--- Start DOCUMENT SECTION ---

A colleague recently visited my office with a problem. He said the students in his undergraduate class “didn’t want to talk.” He and I had previously talked about how to get students more engaged, and I had suggested to him that he ask questions. I probed, “what kinds of questions have you asked your students?” He replied, “Well, the first question I asked this morning was ‘what is the main point of the article I assigned for the day?’” Nobody said anything.

Instructor pointing at student

You WILL answer my question!

I pointed out that even I might be afraid to answer such a question. Such questions pose a severe challenge to the confidence of undergraduate students, because the instructor clearly knows the answer and they don’t.  The answer is a “fact” which the instructor clearly thinks the students should have already known before they came to class. When it comes to answering questions about “facts,” there are many ways to be wrong, but only one way to be right. When faced with this dilemma, students are understandably silent.

I suggested that he come up with nonthreatening questions: questions that didn’t put a student’s self-confidence and reputation at risk. Trying to begin a discussion with questions for which there is a “correct” answer makes salient the asymmetrical relationship between instructors over students. No one wants to look bad in the eyes of peers and so it is safer to say nothing and wait till somebody else answers or instructors give up and answer the questions themselves.

Is there a better way? What types of questions could you ask to begin a discussion? First, you could ask about something that everyone has seen or experienced. For example, in a class on the sociology of work, I asked students what is the best job they ever had and what were its characteristics? Everybody can answer such a question. Second, you could write a concept or principle on the board and then ask students to suggest examples. For example, you can ask for personal examples of a principle identified in the readings, rather than asking students to define the principle itself. In a class session on organizations and bureaucracy, I asked the students which aspects of the ordering process best exemplified what George Ritzer identified as the rationalization of fast food restaurants. It is critical in this process that you do not comment on the examples that are offered. Instead, simply compile the list. Third, you could ask students which previous class sessions or readings the day’s assignment reminded them of and why. Again, simply compile the list without editing it. Later in the discussion, after students have gained some confidence in participating, you can ask more difficult questions.

--- End DOCUMENT SECTION ---
--- Start DATA SECTION ---

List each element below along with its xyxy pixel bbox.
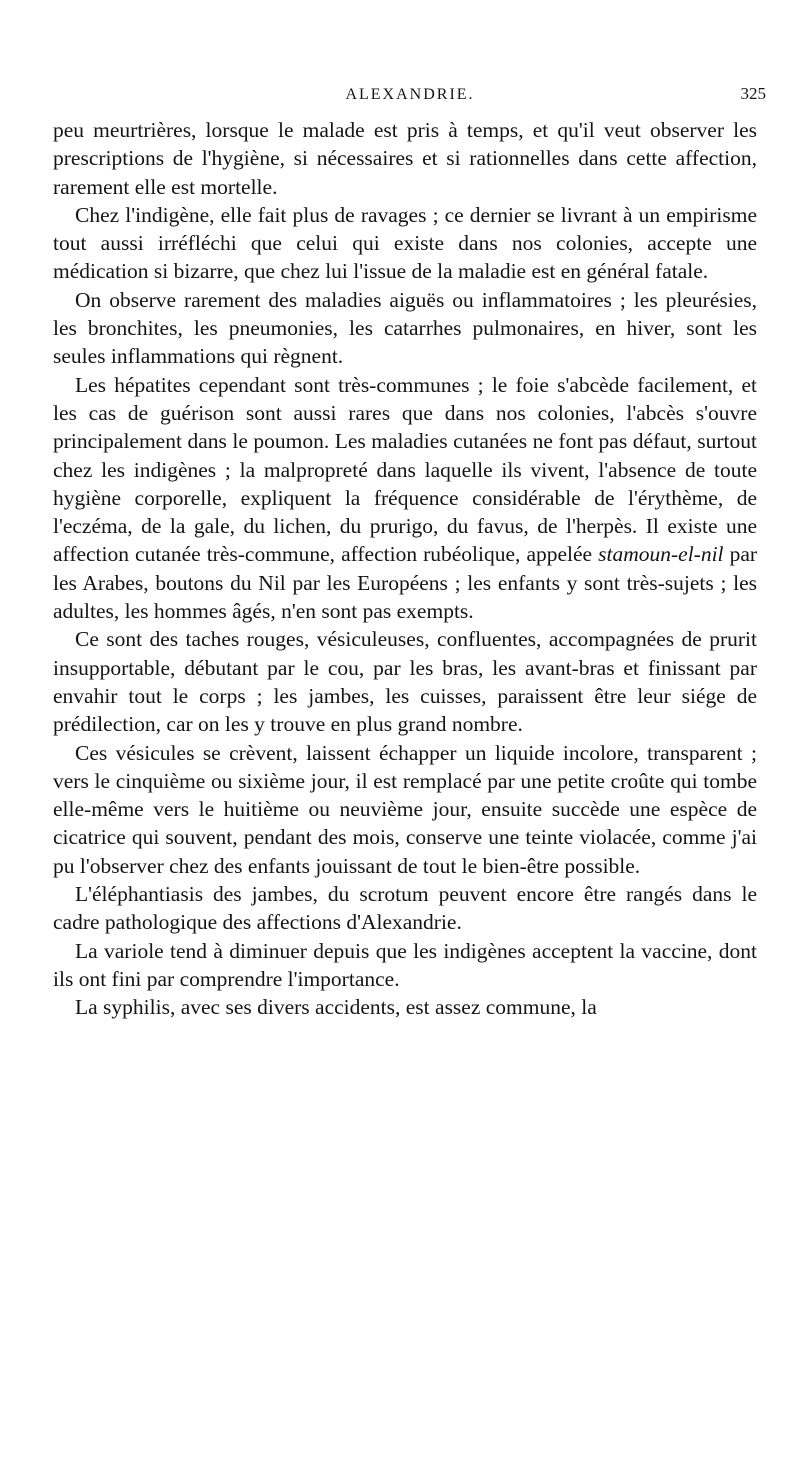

--- End DATA SECTION ---

# INSTRUCTIONS FOR THE TASK
Continue the essay above on opening class discussions with nonthreatening questions, starting right after its last sentence.

# EXPECTED ANSWER
In addition to choosing questions for which there is no clear right or wrong answer, I follow several guidelines in getting discussions started. First, if at all possible, I use the whiteboard to keep track of student responses. Otherwise, trying to control the discussion process while at the same time keeping track of what is been said creates a high stress situation. You could also use an interactive polling system, such as Poll Everywhere.  Writing responses on the board clears your short-term memory and also gives you a few seconds to collect your thoughts while you decide on follow-up questions.

Second, I take care to make sure that if I’m writing answers on the board, I write them in the students’ own words. I rarely edit student responses and when I do, I always ask their permission. Writing the responses verbatim sends a strong signal that you are going to privilege student voices in the discussion, rather than just looking for confirmation of what you are going to tell them anyway.

Third, you should follow-up short or incomplete responses. Probe for more information by telling students that you need to make sure that you understand their meaning and thus you need a sentence or two from them. Point out that the few words you’ve written on the board might make little sense in a few minutes, when the discussion turns to assessing what’s been written in response to your original question.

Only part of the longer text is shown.